WHAT YOU SHOULD DO — Select and reproduce each line of the listing below that bears the string "under".

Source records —
++++++
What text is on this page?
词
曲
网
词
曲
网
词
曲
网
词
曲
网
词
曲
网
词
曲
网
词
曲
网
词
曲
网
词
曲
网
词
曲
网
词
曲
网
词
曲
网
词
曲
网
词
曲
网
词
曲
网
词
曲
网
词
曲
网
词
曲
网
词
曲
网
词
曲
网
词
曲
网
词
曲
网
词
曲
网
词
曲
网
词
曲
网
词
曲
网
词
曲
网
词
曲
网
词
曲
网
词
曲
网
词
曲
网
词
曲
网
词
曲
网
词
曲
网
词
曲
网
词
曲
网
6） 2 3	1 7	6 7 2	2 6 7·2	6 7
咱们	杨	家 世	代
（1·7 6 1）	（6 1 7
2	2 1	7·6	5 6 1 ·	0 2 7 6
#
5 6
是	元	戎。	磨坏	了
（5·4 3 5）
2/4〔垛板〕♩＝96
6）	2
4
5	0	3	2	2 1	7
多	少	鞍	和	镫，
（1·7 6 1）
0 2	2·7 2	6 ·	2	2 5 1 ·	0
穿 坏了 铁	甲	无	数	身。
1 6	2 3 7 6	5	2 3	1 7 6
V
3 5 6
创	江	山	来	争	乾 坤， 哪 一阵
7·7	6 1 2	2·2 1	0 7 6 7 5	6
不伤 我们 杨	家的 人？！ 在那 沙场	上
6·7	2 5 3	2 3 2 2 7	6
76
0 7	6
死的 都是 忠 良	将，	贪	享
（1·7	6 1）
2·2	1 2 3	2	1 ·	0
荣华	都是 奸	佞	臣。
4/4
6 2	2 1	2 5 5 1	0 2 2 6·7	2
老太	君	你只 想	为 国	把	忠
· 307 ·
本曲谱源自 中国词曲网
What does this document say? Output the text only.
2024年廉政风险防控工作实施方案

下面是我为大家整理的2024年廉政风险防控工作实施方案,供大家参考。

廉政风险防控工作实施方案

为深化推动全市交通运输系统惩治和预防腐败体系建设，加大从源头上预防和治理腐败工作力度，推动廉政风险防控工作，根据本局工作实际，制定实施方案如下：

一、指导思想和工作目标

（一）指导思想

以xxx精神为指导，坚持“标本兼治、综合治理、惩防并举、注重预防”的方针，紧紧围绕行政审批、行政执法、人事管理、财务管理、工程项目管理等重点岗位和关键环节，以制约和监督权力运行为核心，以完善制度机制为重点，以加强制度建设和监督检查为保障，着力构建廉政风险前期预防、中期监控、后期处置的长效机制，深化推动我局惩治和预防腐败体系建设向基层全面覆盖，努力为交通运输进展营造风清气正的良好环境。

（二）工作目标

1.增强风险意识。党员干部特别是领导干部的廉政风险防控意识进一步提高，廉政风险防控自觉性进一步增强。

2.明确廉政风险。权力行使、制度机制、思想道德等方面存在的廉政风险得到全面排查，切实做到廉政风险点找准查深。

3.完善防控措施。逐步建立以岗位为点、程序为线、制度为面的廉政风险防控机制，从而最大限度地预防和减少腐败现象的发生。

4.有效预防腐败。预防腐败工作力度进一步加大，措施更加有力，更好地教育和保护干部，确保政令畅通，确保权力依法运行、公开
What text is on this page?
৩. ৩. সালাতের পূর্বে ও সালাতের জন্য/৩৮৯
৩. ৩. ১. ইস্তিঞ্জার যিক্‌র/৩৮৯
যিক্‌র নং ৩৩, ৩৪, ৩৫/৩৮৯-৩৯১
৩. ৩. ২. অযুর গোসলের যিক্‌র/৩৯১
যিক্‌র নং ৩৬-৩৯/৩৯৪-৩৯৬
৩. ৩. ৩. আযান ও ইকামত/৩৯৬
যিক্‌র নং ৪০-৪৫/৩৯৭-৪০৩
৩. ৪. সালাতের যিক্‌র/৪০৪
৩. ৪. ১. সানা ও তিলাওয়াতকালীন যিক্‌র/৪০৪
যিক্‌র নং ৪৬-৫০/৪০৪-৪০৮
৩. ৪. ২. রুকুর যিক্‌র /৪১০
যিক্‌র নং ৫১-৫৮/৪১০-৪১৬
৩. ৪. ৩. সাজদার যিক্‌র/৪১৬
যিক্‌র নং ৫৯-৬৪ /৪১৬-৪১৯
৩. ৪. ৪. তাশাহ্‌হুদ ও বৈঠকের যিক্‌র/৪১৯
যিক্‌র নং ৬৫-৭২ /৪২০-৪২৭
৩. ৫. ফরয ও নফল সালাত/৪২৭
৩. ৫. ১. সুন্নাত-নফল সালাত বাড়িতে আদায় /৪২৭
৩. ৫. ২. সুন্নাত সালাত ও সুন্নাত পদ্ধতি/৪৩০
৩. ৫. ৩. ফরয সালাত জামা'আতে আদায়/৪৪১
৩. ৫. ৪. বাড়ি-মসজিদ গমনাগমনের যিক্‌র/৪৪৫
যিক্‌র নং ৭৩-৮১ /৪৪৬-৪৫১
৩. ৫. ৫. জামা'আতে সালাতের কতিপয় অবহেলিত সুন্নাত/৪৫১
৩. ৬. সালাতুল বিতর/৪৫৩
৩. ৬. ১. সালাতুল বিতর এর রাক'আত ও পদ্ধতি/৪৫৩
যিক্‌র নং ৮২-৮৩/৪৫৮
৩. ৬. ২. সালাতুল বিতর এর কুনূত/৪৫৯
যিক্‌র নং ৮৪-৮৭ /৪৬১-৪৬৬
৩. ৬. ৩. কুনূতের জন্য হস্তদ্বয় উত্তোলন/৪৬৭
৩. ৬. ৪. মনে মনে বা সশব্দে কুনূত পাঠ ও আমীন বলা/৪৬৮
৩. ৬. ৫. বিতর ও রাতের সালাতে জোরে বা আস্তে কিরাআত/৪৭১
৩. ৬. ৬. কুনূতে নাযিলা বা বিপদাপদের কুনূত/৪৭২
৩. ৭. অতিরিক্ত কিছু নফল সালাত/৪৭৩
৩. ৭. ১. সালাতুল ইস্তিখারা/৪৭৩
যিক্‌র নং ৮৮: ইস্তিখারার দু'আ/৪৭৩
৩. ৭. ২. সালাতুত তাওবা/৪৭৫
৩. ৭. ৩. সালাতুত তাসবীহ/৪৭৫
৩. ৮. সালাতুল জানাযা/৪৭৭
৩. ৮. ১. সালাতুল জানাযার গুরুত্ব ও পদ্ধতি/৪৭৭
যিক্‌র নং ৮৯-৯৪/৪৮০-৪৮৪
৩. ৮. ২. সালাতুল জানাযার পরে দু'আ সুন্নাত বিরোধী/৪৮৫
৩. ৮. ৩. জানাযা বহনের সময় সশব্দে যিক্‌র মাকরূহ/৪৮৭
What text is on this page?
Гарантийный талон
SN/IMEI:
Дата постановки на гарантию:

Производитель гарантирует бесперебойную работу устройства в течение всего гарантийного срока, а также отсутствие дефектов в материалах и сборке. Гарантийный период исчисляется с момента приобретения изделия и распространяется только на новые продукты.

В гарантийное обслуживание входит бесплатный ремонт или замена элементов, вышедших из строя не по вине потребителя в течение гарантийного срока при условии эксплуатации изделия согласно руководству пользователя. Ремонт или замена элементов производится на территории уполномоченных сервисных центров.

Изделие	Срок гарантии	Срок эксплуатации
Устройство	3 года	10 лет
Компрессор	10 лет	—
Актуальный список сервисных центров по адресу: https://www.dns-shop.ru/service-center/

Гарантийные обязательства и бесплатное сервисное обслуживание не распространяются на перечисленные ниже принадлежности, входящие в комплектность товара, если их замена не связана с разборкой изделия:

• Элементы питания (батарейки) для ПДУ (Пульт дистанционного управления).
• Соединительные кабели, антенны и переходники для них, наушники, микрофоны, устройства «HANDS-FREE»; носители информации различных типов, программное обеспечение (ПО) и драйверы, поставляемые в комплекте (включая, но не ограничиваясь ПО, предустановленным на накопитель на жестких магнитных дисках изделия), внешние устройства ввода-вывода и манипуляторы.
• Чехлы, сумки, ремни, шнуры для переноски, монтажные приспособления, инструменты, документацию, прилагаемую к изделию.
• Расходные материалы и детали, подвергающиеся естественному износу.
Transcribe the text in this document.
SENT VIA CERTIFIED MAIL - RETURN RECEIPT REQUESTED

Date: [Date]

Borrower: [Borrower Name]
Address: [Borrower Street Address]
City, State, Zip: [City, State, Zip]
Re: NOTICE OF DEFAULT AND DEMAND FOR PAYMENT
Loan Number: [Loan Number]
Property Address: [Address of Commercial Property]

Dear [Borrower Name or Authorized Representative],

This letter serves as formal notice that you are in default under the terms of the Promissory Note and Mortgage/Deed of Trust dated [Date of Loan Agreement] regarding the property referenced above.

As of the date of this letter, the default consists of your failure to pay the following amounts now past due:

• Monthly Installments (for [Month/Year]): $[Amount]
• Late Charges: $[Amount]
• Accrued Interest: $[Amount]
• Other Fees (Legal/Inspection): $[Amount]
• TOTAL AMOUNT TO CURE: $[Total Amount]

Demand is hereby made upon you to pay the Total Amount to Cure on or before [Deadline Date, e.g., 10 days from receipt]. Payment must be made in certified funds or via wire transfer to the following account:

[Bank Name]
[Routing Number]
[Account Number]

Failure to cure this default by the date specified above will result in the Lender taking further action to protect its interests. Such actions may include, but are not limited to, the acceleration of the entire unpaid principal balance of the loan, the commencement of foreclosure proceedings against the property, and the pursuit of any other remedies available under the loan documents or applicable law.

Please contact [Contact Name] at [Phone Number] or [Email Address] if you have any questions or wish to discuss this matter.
++++++
FULL OUTPUT —
This letter serves as formal notice that you are in default under the terms of the Promissory Note and Mortgage/Deed of Trust dated [Date of Loan Agreement] regarding the property referenced above.
Failure to cure this default by the date specified above will result in the Lender taking further action to protect its interests. Such actions may include, but are not limited to, the acceleration of the entire unpaid principal balance of the loan, the commencement of foreclosure proceedings against the property, and the pursuit of any other remedies available under the loan documents or applicable law.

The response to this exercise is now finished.